### TEXTO SELECIONADO
Reforma tributária: entenda em 5 pontos a proposta de mudar impostos
Entenda o que efetivamente muda com a reforma tributária caso a Câmara aprove a versão que passou no Senado.
Há 30 anos em discussão no Brasil, a reforma tributária (PEC 45/2019) pode ser finalmente aprovada pelo Congresso nesta semana. Lideranças da Câmara estão em intensa negociação para tentar votar o texto ainda nesta sexta-feira (15/12).
O presidente da Câmara, Arthur Lira (PP-AL), reforçou pela manhã que a reforma está na pauta do dia para votação.
A proposta, que busca simplificar a tributação sobre consumo de bens e serviços, pode ter forte impacto positivo sobre o crescimento econômico, segundo especialistas.
Mas esse impacto ainda levaria alguns anos, pois a previsão é que a reforma seja implementada gradualmente e entre em vigor totalmente apenas em 2033.
Por se tratar de uma tentativa de alteração da Constituição, a proposta só entrará em vigor se Senado e Câmara concordarem completamente com o texto.
Ou seja, os deputados teriam que aprovar a mesma versão que passou no Senado em novembro ou, no máximo, suprimir alguns trechos, para que seja promulgada apenas a parte que tenha o aval de ambas as casas legislativas.
Já se forem feitas alterações ou acréscimos, a reforma tributária teria que ser votada novamente no Senado.
Um dos trechos que causam polêmica e podem ser suprimidos da versão aprovada no Senado é a prorrogação de incentivos fiscais para o setor automotivo no Nordeste, Norte e Centro-Oeste até 2032.
O governo diz que o objetivo da reforma é simplificar o sistema tributário brasileiro, melhorando o ambiente de negócios e facilitando o crescimento da economia – a discussão é polêmica, porém, pois mexe com os interesses de setores econômicos diversos e de entes federativos, como Estados e municípios.
Parlamentares de oposição têm defendido que a reforma aumentará a tributação e traz muitas exceções.
No entanto, mesmo que a proposta seja aprovada, definições específicas, como as alíquotas dos impostos, dependerão da regulamentação de reforma em 2024.

### REGISTROS DE DADOS
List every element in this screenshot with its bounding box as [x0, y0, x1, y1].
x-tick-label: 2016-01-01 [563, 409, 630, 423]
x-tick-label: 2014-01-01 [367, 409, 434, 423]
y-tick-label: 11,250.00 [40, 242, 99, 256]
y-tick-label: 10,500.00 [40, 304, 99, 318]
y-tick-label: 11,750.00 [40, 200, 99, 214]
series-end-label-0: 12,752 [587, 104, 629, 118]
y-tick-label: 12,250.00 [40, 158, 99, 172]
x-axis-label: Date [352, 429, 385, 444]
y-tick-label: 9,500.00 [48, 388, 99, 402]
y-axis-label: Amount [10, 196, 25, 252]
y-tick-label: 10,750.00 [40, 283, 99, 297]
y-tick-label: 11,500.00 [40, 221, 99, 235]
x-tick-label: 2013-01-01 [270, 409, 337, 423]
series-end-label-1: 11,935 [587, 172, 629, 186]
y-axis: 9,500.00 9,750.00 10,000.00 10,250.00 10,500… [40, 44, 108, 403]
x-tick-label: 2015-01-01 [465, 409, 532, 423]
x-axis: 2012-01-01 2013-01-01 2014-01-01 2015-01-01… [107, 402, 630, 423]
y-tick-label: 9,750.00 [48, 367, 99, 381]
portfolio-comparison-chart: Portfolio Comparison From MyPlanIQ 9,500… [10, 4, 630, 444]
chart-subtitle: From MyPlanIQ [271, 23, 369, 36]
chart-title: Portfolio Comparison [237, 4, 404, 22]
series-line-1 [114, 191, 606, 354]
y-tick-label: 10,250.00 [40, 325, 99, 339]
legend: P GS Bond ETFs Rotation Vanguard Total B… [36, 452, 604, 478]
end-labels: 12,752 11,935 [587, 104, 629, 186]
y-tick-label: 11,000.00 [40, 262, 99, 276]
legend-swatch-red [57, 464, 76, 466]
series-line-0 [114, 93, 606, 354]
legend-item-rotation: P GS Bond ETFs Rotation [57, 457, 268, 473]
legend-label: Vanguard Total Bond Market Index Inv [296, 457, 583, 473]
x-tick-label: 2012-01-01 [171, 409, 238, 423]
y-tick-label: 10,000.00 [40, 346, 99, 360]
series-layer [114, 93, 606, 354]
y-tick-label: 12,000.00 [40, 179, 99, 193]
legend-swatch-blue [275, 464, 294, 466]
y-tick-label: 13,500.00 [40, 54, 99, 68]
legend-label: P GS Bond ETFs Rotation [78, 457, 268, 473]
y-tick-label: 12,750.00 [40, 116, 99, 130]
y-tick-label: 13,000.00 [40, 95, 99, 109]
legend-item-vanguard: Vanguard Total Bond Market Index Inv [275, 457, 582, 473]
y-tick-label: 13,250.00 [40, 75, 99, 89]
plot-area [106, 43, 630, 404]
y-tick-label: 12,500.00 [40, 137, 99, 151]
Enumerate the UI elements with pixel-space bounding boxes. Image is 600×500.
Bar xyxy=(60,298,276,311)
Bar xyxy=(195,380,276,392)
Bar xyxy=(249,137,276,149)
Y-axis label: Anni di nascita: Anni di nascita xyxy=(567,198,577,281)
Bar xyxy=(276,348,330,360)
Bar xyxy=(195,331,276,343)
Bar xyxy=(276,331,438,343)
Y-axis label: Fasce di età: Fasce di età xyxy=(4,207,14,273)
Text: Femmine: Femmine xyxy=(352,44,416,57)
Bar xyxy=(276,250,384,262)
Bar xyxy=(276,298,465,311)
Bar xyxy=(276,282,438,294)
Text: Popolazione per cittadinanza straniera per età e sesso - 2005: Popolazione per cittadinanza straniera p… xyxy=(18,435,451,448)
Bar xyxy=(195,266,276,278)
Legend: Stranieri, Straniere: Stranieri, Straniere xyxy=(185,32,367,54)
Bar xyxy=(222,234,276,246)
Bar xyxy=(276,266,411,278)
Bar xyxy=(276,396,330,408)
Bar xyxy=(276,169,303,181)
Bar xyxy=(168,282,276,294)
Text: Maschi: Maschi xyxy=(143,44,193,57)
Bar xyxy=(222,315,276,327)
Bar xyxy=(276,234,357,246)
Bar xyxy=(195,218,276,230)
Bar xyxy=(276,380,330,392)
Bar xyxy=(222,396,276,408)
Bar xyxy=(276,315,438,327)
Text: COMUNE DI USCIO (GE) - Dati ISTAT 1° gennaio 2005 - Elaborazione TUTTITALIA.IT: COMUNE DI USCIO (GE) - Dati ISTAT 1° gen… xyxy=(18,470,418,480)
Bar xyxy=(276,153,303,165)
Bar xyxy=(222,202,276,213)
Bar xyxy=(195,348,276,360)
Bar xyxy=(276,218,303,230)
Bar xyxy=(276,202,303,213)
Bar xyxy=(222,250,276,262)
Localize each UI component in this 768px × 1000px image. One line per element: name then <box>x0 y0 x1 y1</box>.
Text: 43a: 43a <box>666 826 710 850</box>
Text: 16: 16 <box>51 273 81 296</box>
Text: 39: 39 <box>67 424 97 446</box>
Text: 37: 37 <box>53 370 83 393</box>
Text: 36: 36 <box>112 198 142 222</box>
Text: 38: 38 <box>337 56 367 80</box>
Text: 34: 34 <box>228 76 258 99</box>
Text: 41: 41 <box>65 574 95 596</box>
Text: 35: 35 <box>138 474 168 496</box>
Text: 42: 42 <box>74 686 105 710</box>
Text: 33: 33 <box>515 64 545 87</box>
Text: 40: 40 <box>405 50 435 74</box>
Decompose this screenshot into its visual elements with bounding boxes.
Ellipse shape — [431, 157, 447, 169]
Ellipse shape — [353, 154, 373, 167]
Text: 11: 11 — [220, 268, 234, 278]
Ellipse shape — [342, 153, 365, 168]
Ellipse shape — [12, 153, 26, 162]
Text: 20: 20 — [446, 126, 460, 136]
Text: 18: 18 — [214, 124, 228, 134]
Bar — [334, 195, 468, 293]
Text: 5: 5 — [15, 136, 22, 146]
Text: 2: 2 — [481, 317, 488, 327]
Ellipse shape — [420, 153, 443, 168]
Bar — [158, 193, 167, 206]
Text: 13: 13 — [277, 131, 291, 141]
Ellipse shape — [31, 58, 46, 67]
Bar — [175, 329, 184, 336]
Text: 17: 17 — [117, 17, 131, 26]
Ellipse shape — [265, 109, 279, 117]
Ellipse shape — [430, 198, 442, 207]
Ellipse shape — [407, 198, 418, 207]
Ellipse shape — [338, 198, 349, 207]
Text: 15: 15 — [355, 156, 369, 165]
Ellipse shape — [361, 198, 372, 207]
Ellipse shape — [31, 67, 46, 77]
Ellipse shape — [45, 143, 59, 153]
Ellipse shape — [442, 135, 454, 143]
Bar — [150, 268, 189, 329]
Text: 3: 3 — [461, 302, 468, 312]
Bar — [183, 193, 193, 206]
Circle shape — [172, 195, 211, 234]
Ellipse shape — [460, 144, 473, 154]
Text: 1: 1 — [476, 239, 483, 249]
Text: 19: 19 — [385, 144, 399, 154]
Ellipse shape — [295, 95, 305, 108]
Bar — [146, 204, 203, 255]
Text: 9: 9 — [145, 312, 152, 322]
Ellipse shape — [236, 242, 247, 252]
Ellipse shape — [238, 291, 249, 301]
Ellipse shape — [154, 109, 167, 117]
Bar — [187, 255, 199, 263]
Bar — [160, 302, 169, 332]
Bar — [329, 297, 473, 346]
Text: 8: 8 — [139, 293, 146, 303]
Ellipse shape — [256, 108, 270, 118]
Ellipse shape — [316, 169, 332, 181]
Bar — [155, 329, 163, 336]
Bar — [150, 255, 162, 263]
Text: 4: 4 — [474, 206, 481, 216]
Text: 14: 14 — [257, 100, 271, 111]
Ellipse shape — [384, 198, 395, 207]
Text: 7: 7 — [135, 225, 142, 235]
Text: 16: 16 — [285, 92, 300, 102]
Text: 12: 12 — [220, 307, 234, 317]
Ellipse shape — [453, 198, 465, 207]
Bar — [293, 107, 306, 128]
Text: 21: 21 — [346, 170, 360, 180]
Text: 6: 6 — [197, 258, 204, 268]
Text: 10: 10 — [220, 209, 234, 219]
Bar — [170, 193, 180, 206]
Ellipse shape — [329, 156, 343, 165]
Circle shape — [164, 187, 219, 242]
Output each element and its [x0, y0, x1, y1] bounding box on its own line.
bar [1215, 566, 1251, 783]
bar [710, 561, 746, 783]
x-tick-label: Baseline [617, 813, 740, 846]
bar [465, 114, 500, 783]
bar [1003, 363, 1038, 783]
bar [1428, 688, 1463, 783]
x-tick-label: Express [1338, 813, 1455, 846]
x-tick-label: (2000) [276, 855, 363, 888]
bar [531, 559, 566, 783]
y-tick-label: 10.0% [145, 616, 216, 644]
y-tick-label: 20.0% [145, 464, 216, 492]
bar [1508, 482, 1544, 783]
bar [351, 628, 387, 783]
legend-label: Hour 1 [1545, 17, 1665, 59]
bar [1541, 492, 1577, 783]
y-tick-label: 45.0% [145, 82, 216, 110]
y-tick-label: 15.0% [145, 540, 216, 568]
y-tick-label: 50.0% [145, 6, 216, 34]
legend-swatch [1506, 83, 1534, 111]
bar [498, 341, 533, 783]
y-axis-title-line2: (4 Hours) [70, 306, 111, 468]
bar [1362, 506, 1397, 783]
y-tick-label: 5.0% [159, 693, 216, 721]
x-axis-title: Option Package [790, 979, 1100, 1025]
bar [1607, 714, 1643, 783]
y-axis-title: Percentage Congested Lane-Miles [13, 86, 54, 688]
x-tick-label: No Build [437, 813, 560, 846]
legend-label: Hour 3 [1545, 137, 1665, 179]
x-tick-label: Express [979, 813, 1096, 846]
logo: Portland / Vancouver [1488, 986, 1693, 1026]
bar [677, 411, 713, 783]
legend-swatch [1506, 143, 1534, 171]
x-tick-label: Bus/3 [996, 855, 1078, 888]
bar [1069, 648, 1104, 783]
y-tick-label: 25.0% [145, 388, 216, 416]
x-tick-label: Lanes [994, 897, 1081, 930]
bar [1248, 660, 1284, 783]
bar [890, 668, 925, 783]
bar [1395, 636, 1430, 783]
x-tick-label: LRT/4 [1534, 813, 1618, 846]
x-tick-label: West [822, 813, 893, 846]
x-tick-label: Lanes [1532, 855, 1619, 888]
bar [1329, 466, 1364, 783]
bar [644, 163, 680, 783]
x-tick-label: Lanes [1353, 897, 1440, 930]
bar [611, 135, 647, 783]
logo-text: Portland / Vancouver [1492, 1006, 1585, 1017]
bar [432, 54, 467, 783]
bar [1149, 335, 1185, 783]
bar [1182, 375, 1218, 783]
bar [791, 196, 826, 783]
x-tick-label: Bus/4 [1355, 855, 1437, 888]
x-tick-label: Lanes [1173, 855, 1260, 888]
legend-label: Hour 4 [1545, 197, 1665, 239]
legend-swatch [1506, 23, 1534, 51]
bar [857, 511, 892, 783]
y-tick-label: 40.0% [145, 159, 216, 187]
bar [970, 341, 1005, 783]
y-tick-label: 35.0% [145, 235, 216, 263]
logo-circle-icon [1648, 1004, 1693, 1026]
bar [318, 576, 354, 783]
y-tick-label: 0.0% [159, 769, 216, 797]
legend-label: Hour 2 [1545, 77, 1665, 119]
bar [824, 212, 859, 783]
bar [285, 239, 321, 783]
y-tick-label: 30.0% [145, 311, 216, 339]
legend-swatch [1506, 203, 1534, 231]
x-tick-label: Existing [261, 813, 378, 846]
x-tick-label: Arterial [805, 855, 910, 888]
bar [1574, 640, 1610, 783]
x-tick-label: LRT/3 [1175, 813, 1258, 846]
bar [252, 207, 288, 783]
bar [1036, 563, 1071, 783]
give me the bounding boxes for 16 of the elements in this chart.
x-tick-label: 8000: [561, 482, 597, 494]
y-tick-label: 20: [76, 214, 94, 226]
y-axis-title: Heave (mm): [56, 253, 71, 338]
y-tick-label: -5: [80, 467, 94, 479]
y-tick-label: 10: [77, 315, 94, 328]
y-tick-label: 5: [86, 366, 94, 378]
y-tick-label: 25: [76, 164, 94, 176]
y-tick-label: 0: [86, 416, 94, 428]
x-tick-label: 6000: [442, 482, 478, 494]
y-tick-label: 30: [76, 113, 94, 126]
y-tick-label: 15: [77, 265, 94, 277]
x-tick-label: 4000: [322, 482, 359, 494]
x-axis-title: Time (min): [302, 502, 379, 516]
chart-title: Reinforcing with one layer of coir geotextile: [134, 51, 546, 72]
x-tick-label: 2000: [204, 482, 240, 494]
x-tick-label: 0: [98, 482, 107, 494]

### ENUNCIADO DA TAREFA
Com base no texto sobre a reforma tributária, responda:
1. Quem é o presidente da Câmara mencionado no texto?
2. Em que ano a reforma deve entrar totalmente em vigor?
3. Até que ano iria a prorrogação dos incentivos fiscais para o setor automotivo no Nordeste, Norte e Centro-Oeste?
Os registros não têm relação com o texto sobre a reforma tributária.

### RESPOSTA À TAREFA
1. Arthur Lira (PP-AL).
2. Em 2033.
3. Até 2032.